Short task ▸
Pull out every line in the data that has the string "name" in it.

-=-=-

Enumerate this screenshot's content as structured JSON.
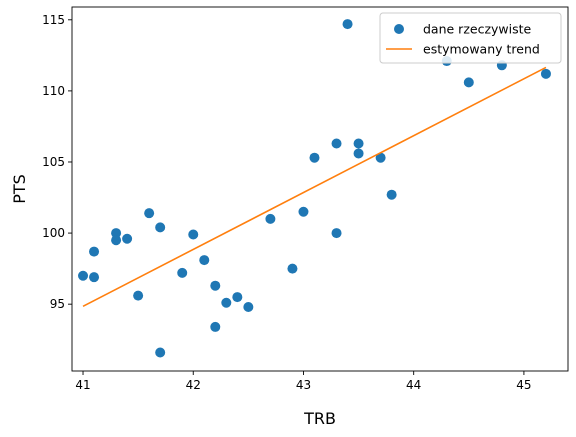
{
  "chart_data": {
    "type": "scatter",
    "xlabel": "TRB",
    "ylabel": "PTS",
    "xlim": [
      40.9,
      45.4
    ],
    "ylim": [
      90.3,
      115.9
    ],
    "xticks": [
      "41",
      "42",
      "43",
      "44",
      "45"
    ],
    "yticks": [
      "95",
      "100",
      "105",
      "110",
      "115"
    ],
    "grid": false,
    "legend_position": "top-right",
    "series": [
      {
        "name": "dane rzeczywiste",
        "kind": "scatter",
        "color": "#1f77b4",
        "points": [
          [
            41.0,
            97.0
          ],
          [
            41.1,
            98.7
          ],
          [
            41.1,
            96.9
          ],
          [
            41.3,
            100.0
          ],
          [
            41.3,
            99.5
          ],
          [
            41.4,
            99.6
          ],
          [
            41.5,
            95.6
          ],
          [
            41.6,
            101.4
          ],
          [
            41.7,
            100.4
          ],
          [
            41.7,
            91.6
          ],
          [
            41.9,
            97.2
          ],
          [
            42.0,
            99.9
          ],
          [
            42.1,
            98.1
          ],
          [
            42.2,
            96.3
          ],
          [
            42.2,
            93.4
          ],
          [
            42.3,
            95.1
          ],
          [
            42.4,
            95.5
          ],
          [
            42.5,
            94.8
          ],
          [
            42.7,
            101.0
          ],
          [
            42.9,
            97.5
          ],
          [
            43.0,
            101.5
          ],
          [
            43.1,
            105.3
          ],
          [
            43.3,
            106.3
          ],
          [
            43.3,
            100.0
          ],
          [
            43.4,
            114.7
          ],
          [
            43.5,
            106.3
          ],
          [
            43.5,
            105.6
          ],
          [
            43.7,
            105.3
          ],
          [
            43.8,
            102.7
          ],
          [
            44.3,
            112.1
          ],
          [
            44.5,
            110.6
          ],
          [
            44.8,
            111.8
          ],
          [
            45.2,
            111.2
          ]
        ]
      },
      {
        "name": "estymowany trend",
        "kind": "line",
        "color": "#ff7f0e",
        "points": [
          [
            41.0,
            94.85
          ],
          [
            45.2,
            111.65
          ]
        ]
      }
    ]
  }
}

-=-=-

Exercise solution ▸
        "name": "dane rzeczywiste",
        "name": "estymowany trend",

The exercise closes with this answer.